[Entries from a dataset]

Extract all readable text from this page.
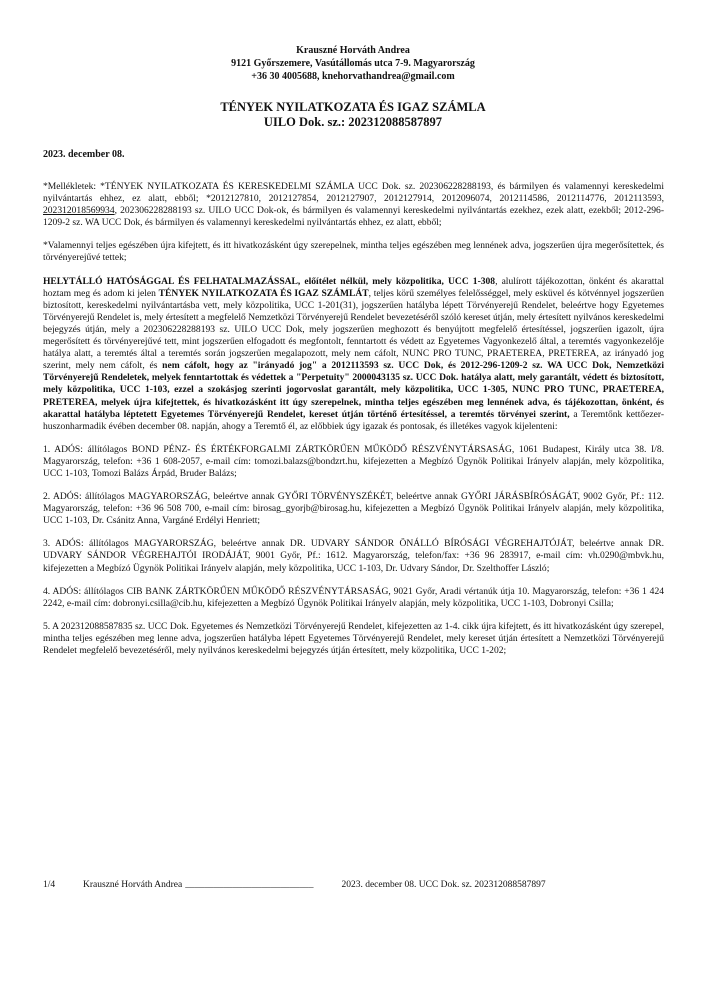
Krauszné Horváth Andrea
9121 Győrszemere, Vasútállomás utca 7-9. Magyarország
+36 30 4005688, knehorvathandrea@gmail.com
TÉNYEK NYILATKOZATA ÉS IGAZ SZÁMLA
UILO Dok. sz.: 202312088587897
2023. december 08.

*Mellékletek: *TÉNYEK NYILATKOZATA ÉS KERESKEDELMI SZÁMLA UCC Dok. sz. 202306228288193, és bármilyen és valamennyi kereskedelmi nyilvántartás ehhez, ez alatt, ebből; *2012127810, 2012127854, 2012127907, 2012127914, 2012096074, 2012114586, 2012114776, 2012113593, 202312018569934, 202306228288193 sz. UILO UCC Dok-ok, és bármilyen és valamennyi kereskedelmi nyilvántartás ezekhez, ezek alatt, ezekből; 2012-296-1209-2 sz. WA UCC Dok, és bármilyen és valamennyi kereskedelmi nyilvántartás ehhez, ez alatt, ebből;

*Valamennyi teljes egészében újra kifejtett, és itt hivatkozásként úgy szerepelnek, mintha teljes egészében meg lennének adva, jogszerűen újra megerősítettek, és törvényerejűvé tettek;

HELYTÁLLÓ HATÓSÁGGAL ÉS FELHATALMAZÁSSAL, előítélet nélkül, mely közpolitika, UCC 1-308, alulírott tájékozottan, önként és akarattal hoztam meg és adom ki jelen TÉNYEK NYILATKOZATA ÉS IGAZ SZÁMLÁT, teljes körű személyes felelősséggel, mely esküvel és kötvénnyel jogszerűen biztosított, kereskedelmi nyilvántartásba vett, mely közpolitika, UCC 1-201(31), jogszerűen hatályba lépett Törvényerejű Rendelet, beleértve hogy Egyetemes Törvényerejű Rendelet is, mely értesített a megfelelő Nemzetközi Törvényerejű Rendelet bevezetéséről szóló kereset útján, mely értesített nyilvános kereskedelmi bejegyzés útján, mely a 202306228288193 sz. UILO UCC Dok, mely jogszerűen meghozott és benyújtott megfelelő értesítéssel, jogszerűen igazolt, újra megerősített és törvényerejűvé tett, mint jogszerűen elfogadott és megfontolt, fenntartott és védett az Egyetemes Vagyonkezelő által, a teremtés vagyonkezelője hatálya alatt, a teremtés által a teremtés során jogszerűen megalapozott, mely nem cáfolt, NUNC PRO TUNC, PRAETEREA, PRETEREA, az irányadó jog szerint, mely nem cáfolt, és nem cáfolt, hogy az "irányadó jog" a 2012113593 sz. UCC Dok, és 2012-296-1209-2 sz. WA UCC Dok, Nemzetközi Törvényerejű Rendeletek, melyek fenntartottak és védettek a "Perpetuity" 2000043135 sz. UCC Dok. hatálya alatt, mely garantált, védett és biztosított, mely közpolitika, UCC 1-103, ezzel a szokásjog szerinti jogorvoslat garantált, mely közpolitika, UCC 1-305, NUNC PRO TUNC, PRAETEREA, PRETEREA, melyek újra kifejtettek, és hivatkozásként itt úgy szerepelnek, mintha teljes egészében meg lennének adva, és tájékozottan, önként, és akarattal hatályba léptetett Egyetemes Törvényerejű Rendelet, kereset útján történő értesítéssel, a teremtés törvényei szerint, a Teremtőnk kettőezer-huszonharmadik évében december 08. napján, ahogy a Teremtő él, az előbbiek úgy igazak és pontosak, és illetékes vagyok kijelenteni:

1. ADÓS: állítólagos BOND PÉNZ- ÉS ÉRTÉKFORGALMI ZÁRTKÖRŰEN MŰKÖDŐ RÉSZVÉNYTÁRSASÁG, 1061 Budapest, Király utca 38. I/8. Magyarország, telefon: +36 1 608-2057, e-mail cím: tomozi.balazs@bondzrt.hu, kifejezetten a Megbízó Ügynök Politikai Irányelv alapján, mely közpolitika, UCC 1-103, Tomozi Balázs Árpád, Bruder Balázs;

2. ADÓS: állítólagos MAGYARORSZÁG, beleértve annak GYŐRI TÖRVÉNYSZÉKÉT, beleértve annak GYŐRI JÁRÁSBÍRÓSÁGÁT, 9002 Győr, Pf.: 112. Magyarország, telefon: +36 96 508 700, e-mail cím: birosag_gyorjb@birosag.hu, kifejezetten a Megbízó Ügynök Politikai Irányelv alapján, mely közpolitika, UCC 1-103, Dr. Csánitz Anna, Vargáné Erdélyi Henriett;

3. ADÓS: állítólagos MAGYARORSZÁG, beleértve annak DR. UDVARY SÁNDOR ÖNÁLLÓ BÍRÓSÁGI VÉGREHAJTÓJÁT, beleértve annak DR. UDVARY SÁNDOR VÉGREHAJTÓI IRODÁJÁT, 9001 Győr, Pf.: 1612. Magyarország, telefon/fax: +36 96 283917, e-mail cím: vh.0290@mbvk.hu, kifejezetten a Megbízó Ügynök Politikai Irányelv alapján, mely közpolitika, UCC 1-103, Dr. Udvary Sándor, Dr. Szelthoffer László;

4. ADÓS: állítólagos CIB BANK ZÁRTKÖRŰEN MŰKÖDŐ RÉSZVÉNYTÁRSASÁG, 9021 Győr, Aradi vértanúk útja 10. Magyarország, telefon: +36 1 424 2242, e-mail cím: dobronyi.csilla@cib.hu, kifejezetten a Megbízó Ügynök Politikai Irányelv alapján, mely közpolitika, UCC 1-103, Dobronyi Csilla;

5. A 202312088587835 sz. UCC Dok. Egyetemes és Nemzetközi Törvényerejű Rendelet, kifejezetten az 1-4. cikk újra kifejtett, és itt hivatkozásként úgy szerepel, mintha teljes egészében meg lenne adva, jogszerűen hatályba lépett Egyetemes Törvényerejű Rendelet, mely kereset útján értesített a Nemzetközi Törvényerejű Rendelet megfelelő bevezetéséről, mely nyilvános kereskedelmi bejegyzés útján értesített, mely közpolitika, UCC 1-202;

1/4	Krauszné Horváth Andrea ___________________________	2023. december 08. UCC Dok. sz. 202312088587897
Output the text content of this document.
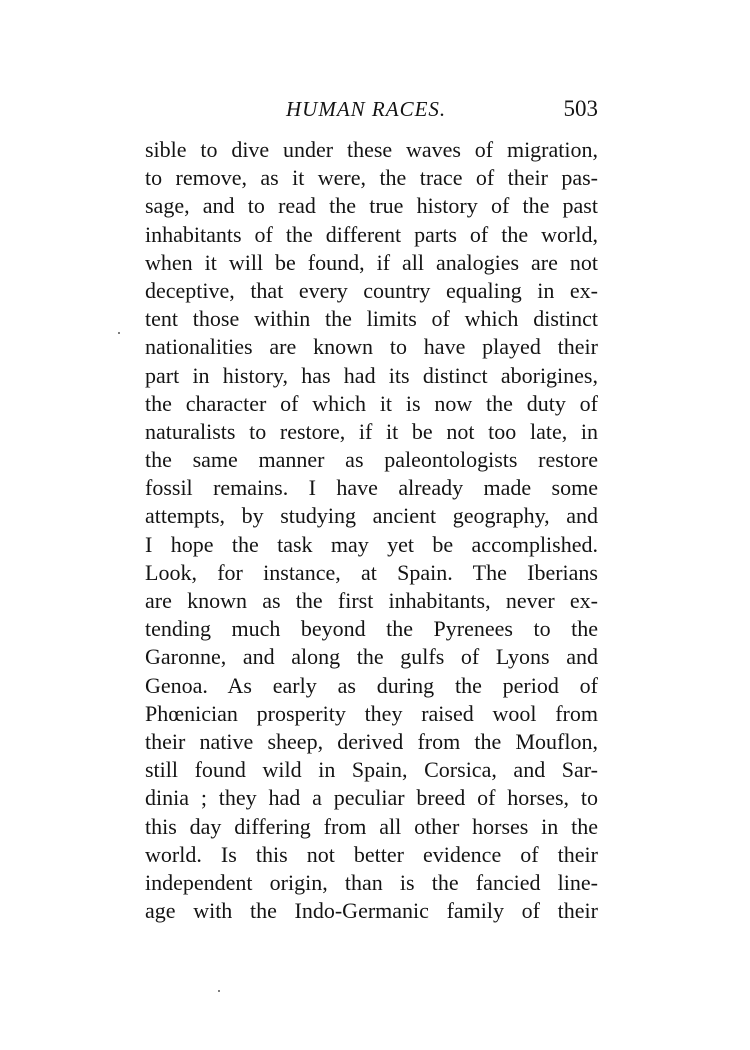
HUMAN RACES.	503
sible to dive under these waves of migration,
to remove, as it were, the trace of their pas-
sage, and to read the true history of the past
inhabitants of the different parts of the world,
when it will be found, if all analogies are not
deceptive, that every country equaling in ex-
tent those within the limits of which distinct
nationalities are known to have played their
part in history, has had its distinct aborigines,
the character of which it is now the duty of
naturalists to restore, if it be not too late, in
the same manner as paleontologists restore
fossil remains. I have already made some
attempts, by studying ancient geography, and
I hope the task may yet be accomplished.
Look, for instance, at Spain. The Iberians
are known as the first inhabitants, never ex-
tending much beyond the Pyrenees to the
Garonne, and along the gulfs of Lyons and
Genoa. As early as during the period of
Phœnician prosperity they raised wool from
their native sheep, derived from the Mouflon,
still found wild in Spain, Corsica, and Sar-
dinia ; they had a peculiar breed of horses, to
this day differing from all other horses in the
world. Is this not better evidence of their
independent origin, than is the fancied line-
age with the Indo-Germanic family of their
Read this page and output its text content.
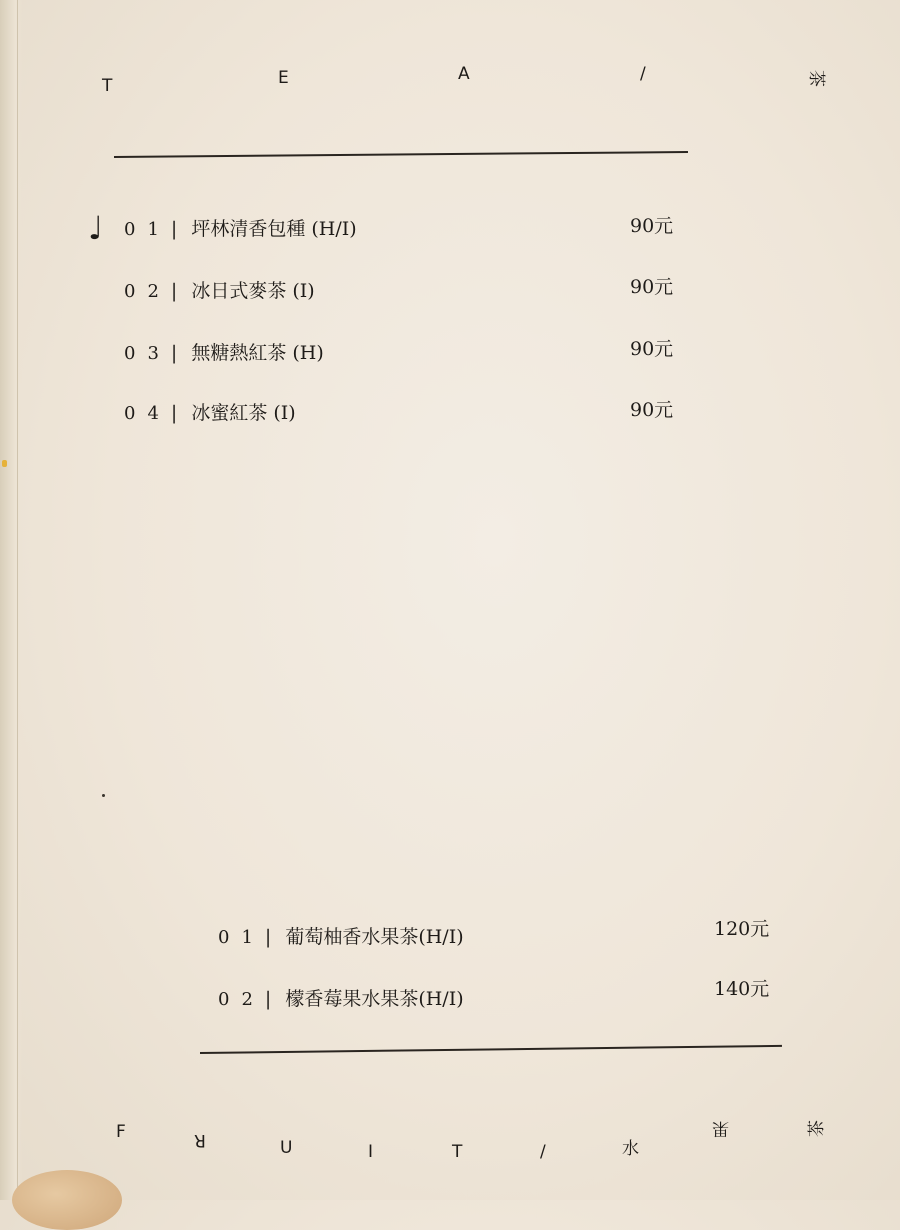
T	E	A	/	茶
♩ 01 | 坪林清香包種 (H/I)	90元
02 | 冰日式麥茶 (I)	90元
03 | 無糖熱紅茶 (H)	90元
04 | 冰蜜紅茶 (I)	90元
01 | 葡萄柚香水果茶(H/I)	120元
02 | 檬香莓果水果茶(H/I)	140元
F	R	U	I	T	/	水
果	茶
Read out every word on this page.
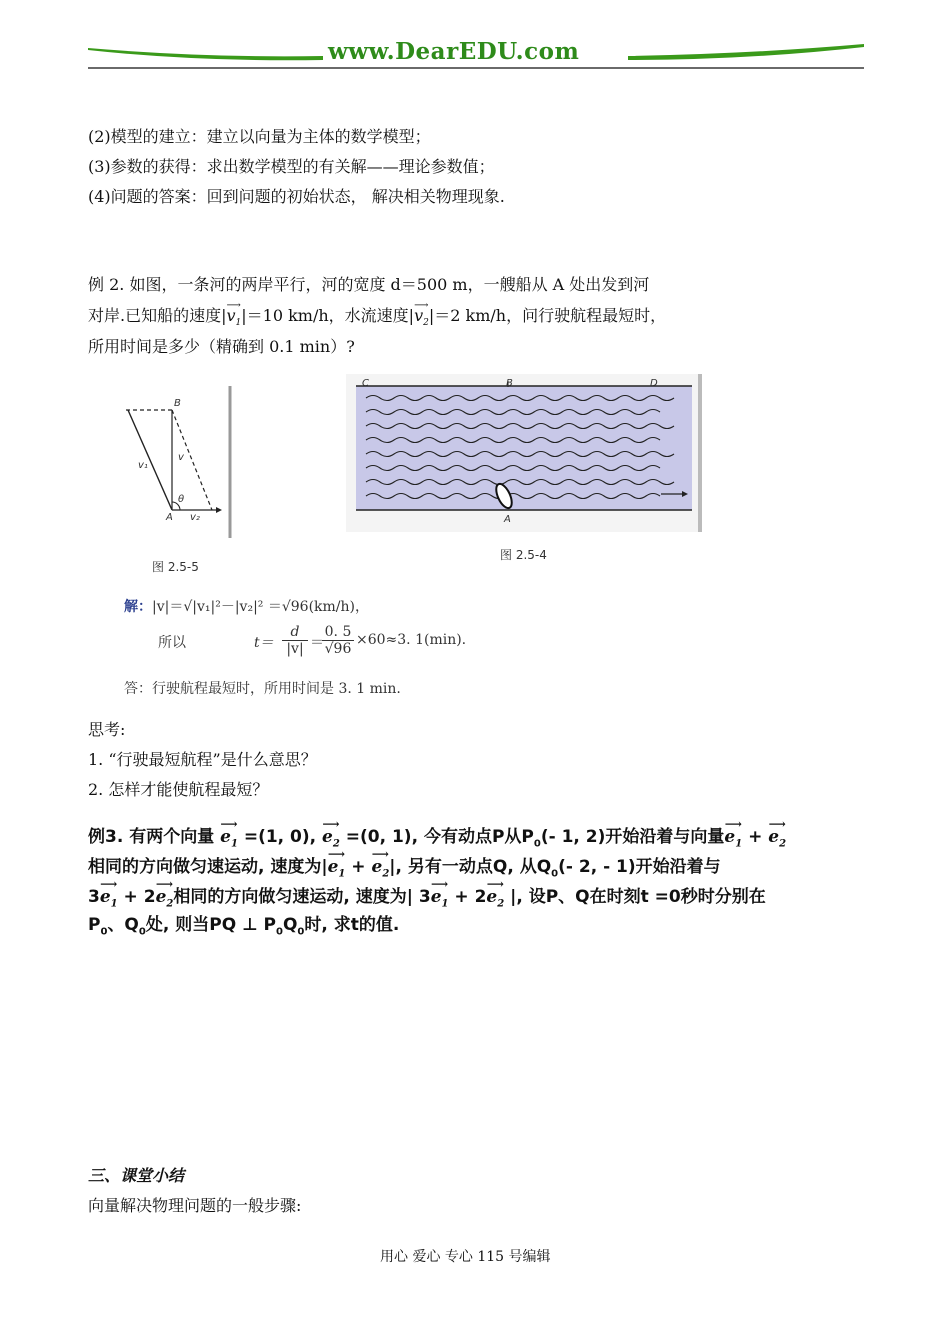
www.DearEDU.com
(2)模型的建立：建立以向量为主体的数学模型；
(3)参数的获得：求出数学模型的有关解——理论参数值；
(4)问题的答案：回到问题的初始状态， 解决相关物理现象.
例 2. 如图，一条河的两岸平行，河的宽度 d＝500 m，一艘船从 A 处出发到河
对岸.已知船的速度|
⟶
$v_1|=10$ km/h，水流速度|
⟶
$v_2|=2$ km/h，问行驶航程最短时，
所用时间是多少（精确到 0.1 min）?
B
v₁
v
θ
A v₂
图 2.5-5
C	B	D
A
图 2.5-4
解：|v|＝√|v₁|²－|v₂|² ＝√96(km/h)，
所以	t＝
d
|v| ＝
0. 5
√96
×60≈3. 1(min).
答：行驶航程最短时，所用时间是 3. 1 min.
思考:
1. “行驶最短航程”是什么意思？
2. 怎样才能使航程最短？
例3. 有两个向量
⟶
$e_1 =(1$, 0),
⟶
$e_2 =(0$, 1), 今有动点P从$P_0(-$ 1, 2)开始沿着与向量
⟶
$e_1$ +
⟶
$e_2$
相同的方向做匀速运动, 速度为|
⟶
$e_1$ +
⟶
$e_2|$, 另有一动点Q, 从$Q_0(-$ 2, - 1)开始沿着与
3
⟶
$e_1 + 2$
⟶
$e_2$相同的方向做匀速运动, 速度为| 3
⟶
$e_1 + 2$
⟶
$e_2$ |, 设P、Q在时刻t =0秒时分别在
$P_0$、$Q_0$处, 则当PQ ⊥ $P_0Q_0$时, 求t的值.
三、课堂小结
向量解决物理问题的一般步骤:
用心 爱心 专心 115 号编辑
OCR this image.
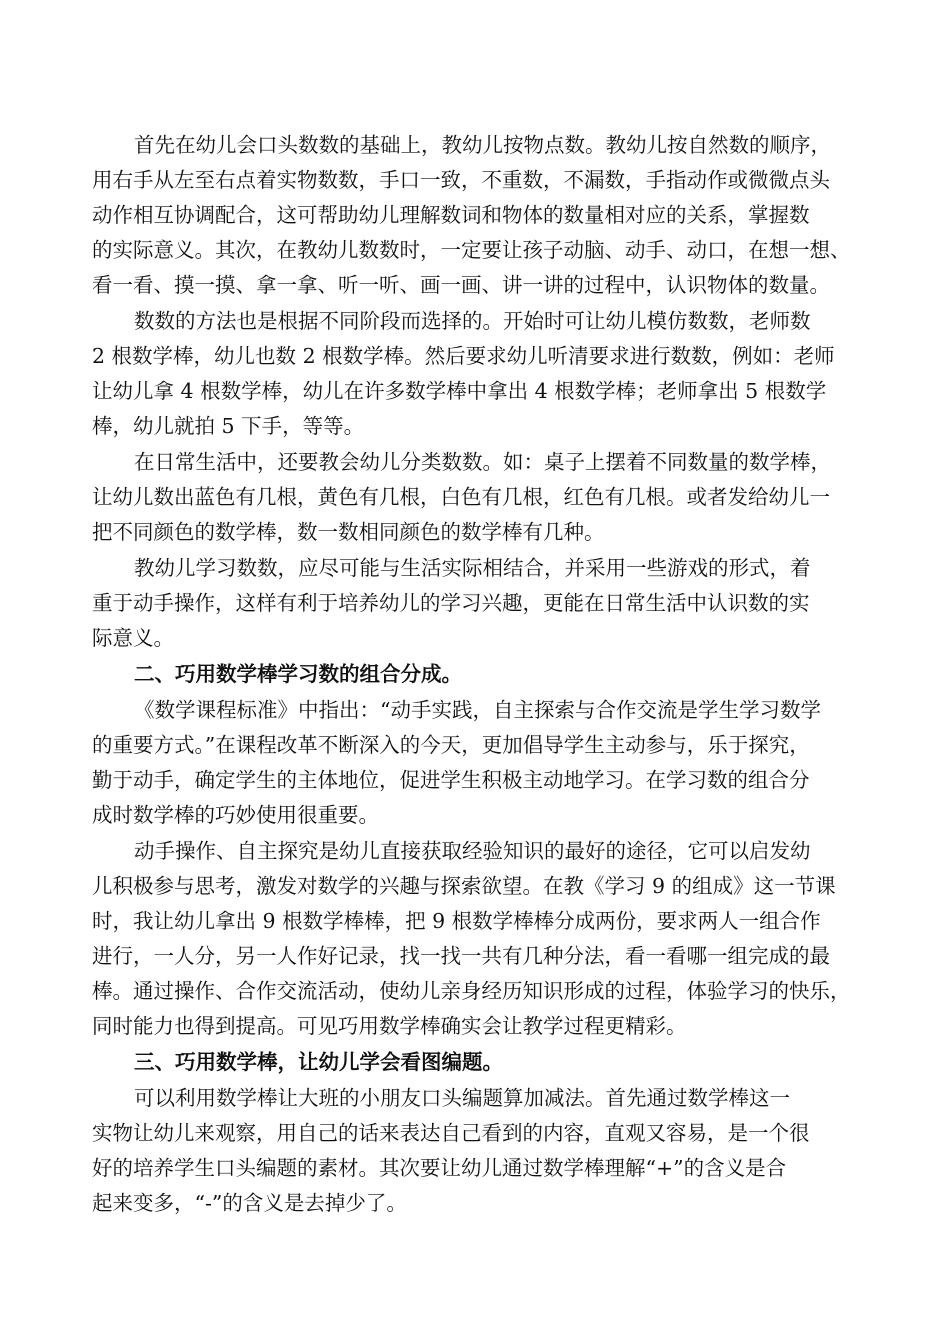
首先在幼儿会口头数数的基础上，教幼儿按物点数。教幼儿按自然数的顺序，
用右手从左至右点着实物数数，手口一致，不重数，不漏数，手指动作或微微点头
动作相互协调配合，这可帮助幼儿理解数词和物体的数量相对应的关系，掌握数
的实际意义。其次，在教幼儿数数时，一定要让孩子动脑、动手、动口，在想一想、
看一看、摸一摸、拿一拿、听一听、画一画、讲一讲的过程中，认识物体的数量。
数数的方法也是根据不同阶段而选择的。开始时可让幼儿模仿数数，老师数
2 根数学棒，幼儿也数 2 根数学棒。然后要求幼儿听清要求进行数数，例如：老师
让幼儿拿 4 根数学棒，幼儿在许多数学棒中拿出 4 根数学棒；老师拿出 5 根数学
棒，幼儿就拍 5 下手，等等。
在日常生活中，还要教会幼儿分类数数。如：桌子上摆着不同数量的数学棒，
让幼儿数出蓝色有几根，黄色有几根，白色有几根，红色有几根。或者发给幼儿一
把不同颜色的数学棒，数一数相同颜色的数学棒有几种。
教幼儿学习数数，应尽可能与生活实际相结合，并采用一些游戏的形式，着
重于动手操作，这样有利于培养幼儿的学习兴趣，更能在日常生活中认识数的实
际意义。
二、巧用数学棒学习数的组合分成。
《数学课程标准》中指出：“动手实践，自主探索与合作交流是学生学习数学
的重要方式。”在课程改革不断深入的今天，更加倡导学生主动参与，乐于探究，
勤于动手，确定学生的主体地位，促进学生积极主动地学习。在学习数的组合分
成时数学棒的巧妙使用很重要。
动手操作、自主探究是幼儿直接获取经验知识的最好的途径，它可以启发幼
儿积极参与思考，激发对数学的兴趣与探索欲望。在教《学习 9 的组成》这一节课
时，我让幼儿拿出 9 根数学棒棒，把 9 根数学棒棒分成两份，要求两人一组合作
进行，一人分，另一人作好记录，找一找一共有几种分法，看一看哪一组完成的最
棒。通过操作、合作交流活动，使幼儿亲身经历知识形成的过程，体验学习的快乐，
同时能力也得到提高。可见巧用数学棒确实会让教学过程更精彩。
三、巧用数学棒，让幼儿学会看图编题。
可以利用数学棒让大班的小朋友口头编题算加减法。首先通过数学棒这一
实物让幼儿来观察，用自己的话来表达自己看到的内容，直观又容易，是一个很
好的培养学生口头编题的素材。其次要让幼儿通过数学棒理解“+”的含义是合
起来变多，“-”的含义是去掉少了。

Exercise directions:
With the pictures left out, write out exactly the lines from the line containing "OCR this image." through the final line.

Exercise response:
OCR this image.
首先在幼儿会口头数数的基础上，教幼儿按物点数。教幼儿按自然数的顺序，
用右手从左至右点着实物数数，手口一致，不重数，不漏数，手指动作或微微点头
动作相互协调配合，这可帮助幼儿理解数词和物体的数量相对应的关系，掌握数
的实际意义。其次，在教幼儿数数时，一定要让孩子动脑、动手、动口，在想一想、
看一看、摸一摸、拿一拿、听一听、画一画、讲一讲的过程中，认识物体的数量。
数数的方法也是根据不同阶段而选择的。开始时可让幼儿模仿数数，老师数
2 根数学棒，幼儿也数 2 根数学棒。然后要求幼儿听清要求进行数数，例如：老师
让幼儿拿 4 根数学棒，幼儿在许多数学棒中拿出 4 根数学棒；老师拿出 5 根数学
棒，幼儿就拍 5 下手，等等。
在日常生活中，还要教会幼儿分类数数。如：桌子上摆着不同数量的数学棒，
让幼儿数出蓝色有几根，黄色有几根，白色有几根，红色有几根。或者发给幼儿一
把不同颜色的数学棒，数一数相同颜色的数学棒有几种。
教幼儿学习数数，应尽可能与生活实际相结合，并采用一些游戏的形式，着
重于动手操作，这样有利于培养幼儿的学习兴趣，更能在日常生活中认识数的实
际意义。
二、巧用数学棒学习数的组合分成。
《数学课程标准》中指出：“动手实践，自主探索与合作交流是学生学习数学
的重要方式。”在课程改革不断深入的今天，更加倡导学生主动参与，乐于探究，
勤于动手，确定学生的主体地位，促进学生积极主动地学习。在学习数的组合分
成时数学棒的巧妙使用很重要。
动手操作、自主探究是幼儿直接获取经验知识的最好的途径，它可以启发幼
儿积极参与思考，激发对数学的兴趣与探索欲望。在教《学习 9 的组成》这一节课
时，我让幼儿拿出 9 根数学棒棒，把 9 根数学棒棒分成两份，要求两人一组合作
进行，一人分，另一人作好记录，找一找一共有几种分法，看一看哪一组完成的最
棒。通过操作、合作交流活动，使幼儿亲身经历知识形成的过程，体验学习的快乐，
同时能力也得到提高。可见巧用数学棒确实会让教学过程更精彩。
三、巧用数学棒，让幼儿学会看图编题。
可以利用数学棒让大班的小朋友口头编题算加减法。首先通过数学棒这一
实物让幼儿来观察，用自己的话来表达自己看到的内容，直观又容易，是一个很
好的培养学生口头编题的素材。其次要让幼儿通过数学棒理解“+”的含义是合
起来变多，“-”的含义是去掉少了。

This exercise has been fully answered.